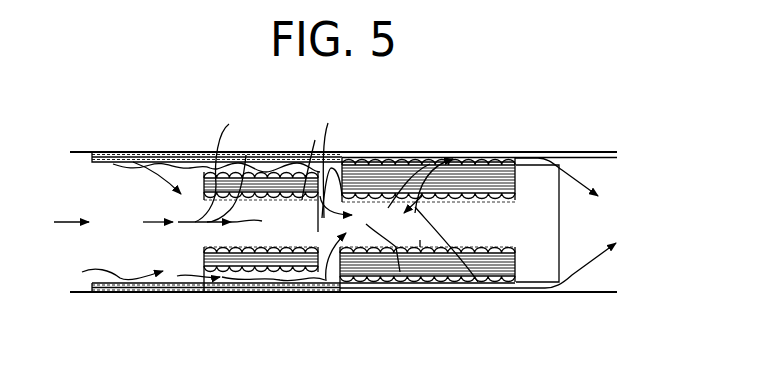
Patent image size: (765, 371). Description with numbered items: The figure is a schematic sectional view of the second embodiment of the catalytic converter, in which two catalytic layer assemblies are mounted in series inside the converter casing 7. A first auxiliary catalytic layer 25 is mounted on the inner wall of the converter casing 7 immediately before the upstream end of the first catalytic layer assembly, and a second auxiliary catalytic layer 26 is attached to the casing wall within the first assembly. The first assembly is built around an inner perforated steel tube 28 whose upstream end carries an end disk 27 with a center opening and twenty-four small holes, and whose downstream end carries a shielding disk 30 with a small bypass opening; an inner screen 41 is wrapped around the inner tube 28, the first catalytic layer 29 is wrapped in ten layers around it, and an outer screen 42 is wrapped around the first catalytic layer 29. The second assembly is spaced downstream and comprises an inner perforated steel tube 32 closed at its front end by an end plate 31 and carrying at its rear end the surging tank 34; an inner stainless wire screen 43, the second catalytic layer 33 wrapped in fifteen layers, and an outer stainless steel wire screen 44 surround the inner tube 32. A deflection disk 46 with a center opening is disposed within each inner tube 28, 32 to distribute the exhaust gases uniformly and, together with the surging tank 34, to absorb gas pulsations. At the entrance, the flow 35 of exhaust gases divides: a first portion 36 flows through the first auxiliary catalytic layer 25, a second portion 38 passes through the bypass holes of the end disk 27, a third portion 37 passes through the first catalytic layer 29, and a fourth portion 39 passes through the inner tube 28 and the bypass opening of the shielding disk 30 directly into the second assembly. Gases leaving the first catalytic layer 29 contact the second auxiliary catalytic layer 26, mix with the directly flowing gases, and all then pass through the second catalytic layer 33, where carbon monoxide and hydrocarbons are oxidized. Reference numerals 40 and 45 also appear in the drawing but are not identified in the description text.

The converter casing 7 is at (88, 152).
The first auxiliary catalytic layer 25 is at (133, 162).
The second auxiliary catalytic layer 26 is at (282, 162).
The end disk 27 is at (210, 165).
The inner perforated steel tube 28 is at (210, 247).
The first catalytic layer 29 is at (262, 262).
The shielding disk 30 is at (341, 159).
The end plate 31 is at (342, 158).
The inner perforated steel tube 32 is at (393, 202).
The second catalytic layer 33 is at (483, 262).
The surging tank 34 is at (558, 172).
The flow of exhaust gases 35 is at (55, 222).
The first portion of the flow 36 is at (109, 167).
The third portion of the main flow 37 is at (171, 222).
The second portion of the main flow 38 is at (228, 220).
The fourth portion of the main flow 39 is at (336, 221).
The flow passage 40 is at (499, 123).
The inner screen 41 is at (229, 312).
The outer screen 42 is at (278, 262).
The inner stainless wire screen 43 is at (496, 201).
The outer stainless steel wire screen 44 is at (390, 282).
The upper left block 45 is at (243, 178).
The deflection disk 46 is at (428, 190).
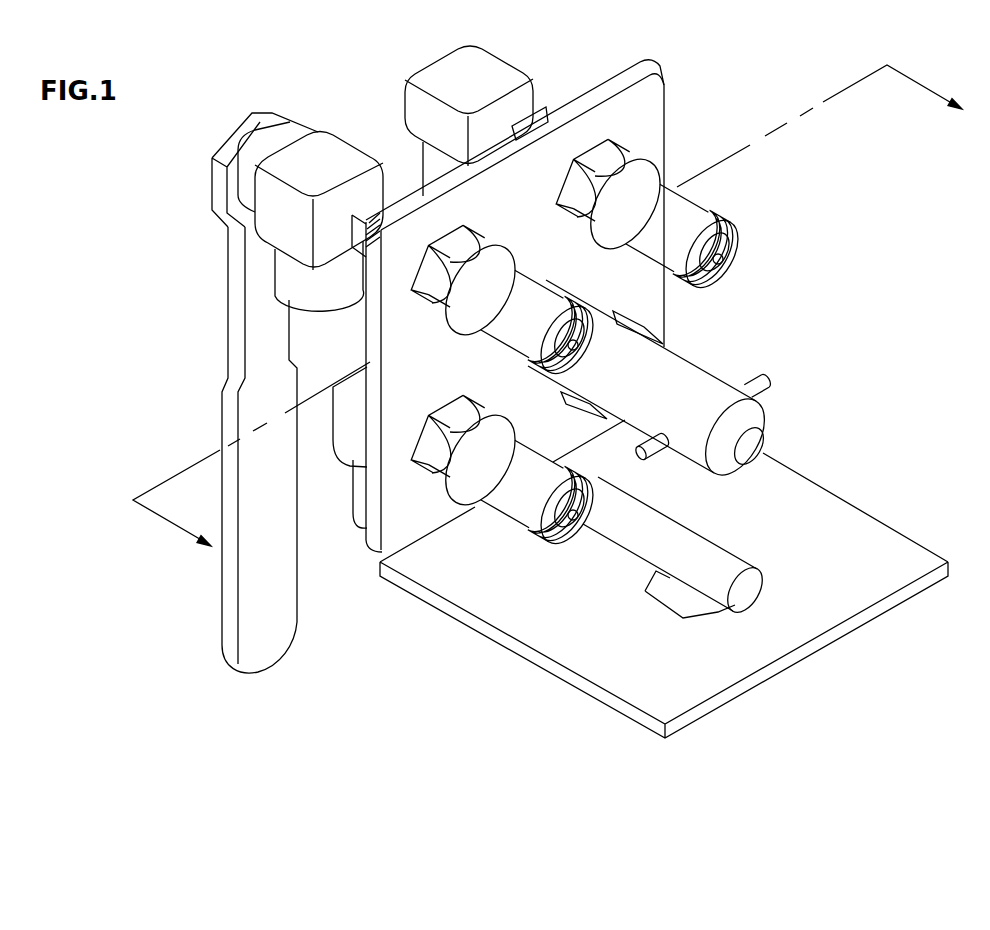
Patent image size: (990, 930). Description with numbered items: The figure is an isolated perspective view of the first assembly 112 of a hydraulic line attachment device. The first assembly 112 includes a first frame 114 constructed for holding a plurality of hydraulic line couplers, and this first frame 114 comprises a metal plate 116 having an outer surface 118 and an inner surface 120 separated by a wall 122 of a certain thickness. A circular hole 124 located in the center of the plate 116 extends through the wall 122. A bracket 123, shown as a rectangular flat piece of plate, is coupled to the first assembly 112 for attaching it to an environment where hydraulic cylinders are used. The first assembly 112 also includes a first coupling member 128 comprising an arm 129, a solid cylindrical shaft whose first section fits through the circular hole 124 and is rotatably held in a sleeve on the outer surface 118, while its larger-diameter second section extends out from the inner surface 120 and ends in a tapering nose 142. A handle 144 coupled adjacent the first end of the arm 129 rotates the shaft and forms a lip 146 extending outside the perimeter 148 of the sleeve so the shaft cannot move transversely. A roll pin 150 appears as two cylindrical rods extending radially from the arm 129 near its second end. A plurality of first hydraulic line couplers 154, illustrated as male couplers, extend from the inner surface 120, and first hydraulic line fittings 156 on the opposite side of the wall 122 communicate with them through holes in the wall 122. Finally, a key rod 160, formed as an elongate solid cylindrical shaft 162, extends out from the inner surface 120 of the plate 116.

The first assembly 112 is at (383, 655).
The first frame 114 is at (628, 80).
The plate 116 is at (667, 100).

----------------

| What is being asked |
List every row above that contains the word "frame", copying each one in full.

| Task output |
Patent image size: (990, 930). Description with numbered items: The figure is an isolated perspective view of the first assembly 112 of a hydraulic line attachment device. The first assembly 112 includes a first frame 114 constructed for holding a plurality of hydraulic line couplers, and this first frame 114 comprises a metal plate 116 having an outer surface 118 and an inner surface 120 separated by a wall 122 of a certain thickness. A circular hole 124 located in the center of the plate 116 extends through the wall 122. A bracket 123, shown as a rectangular flat piece of plate, is coupled to the first assembly 112 for attaching it to an environment where hydraulic cylinders are used. The first assembly 112 also includes a first coupling member 128 comprising an arm 129, a solid cylindrical shaft whose first section fits through the circular hole 124 and is rotatably held in a sleeve on the outer surface 118, while its larger-diameter second section extends out from the inner surface 120 and ends in a tapering nose 142. A handle 144 coupled adjacent the first end of the arm 129 rotates the shaft and forms a lip 146 extending outside the perimeter 148 of the sleeve so the shaft cannot move transversely. A roll pin 150 appears as two cylindrical rods extending radially from the arm 129 near its second end. A plurality of first hydraulic line couplers 154, illustrated as male couplers, extend from the inner surface 120, and first hydraulic line fittings 156 on the opposite side of the wall 122 communicate with them through holes in the wall 122. Finally, a key rod 160, formed as an elongate solid cylindrical shaft 162, extends out from the inner surface 120 of the plate 116.
The first frame 114 is at (628, 80).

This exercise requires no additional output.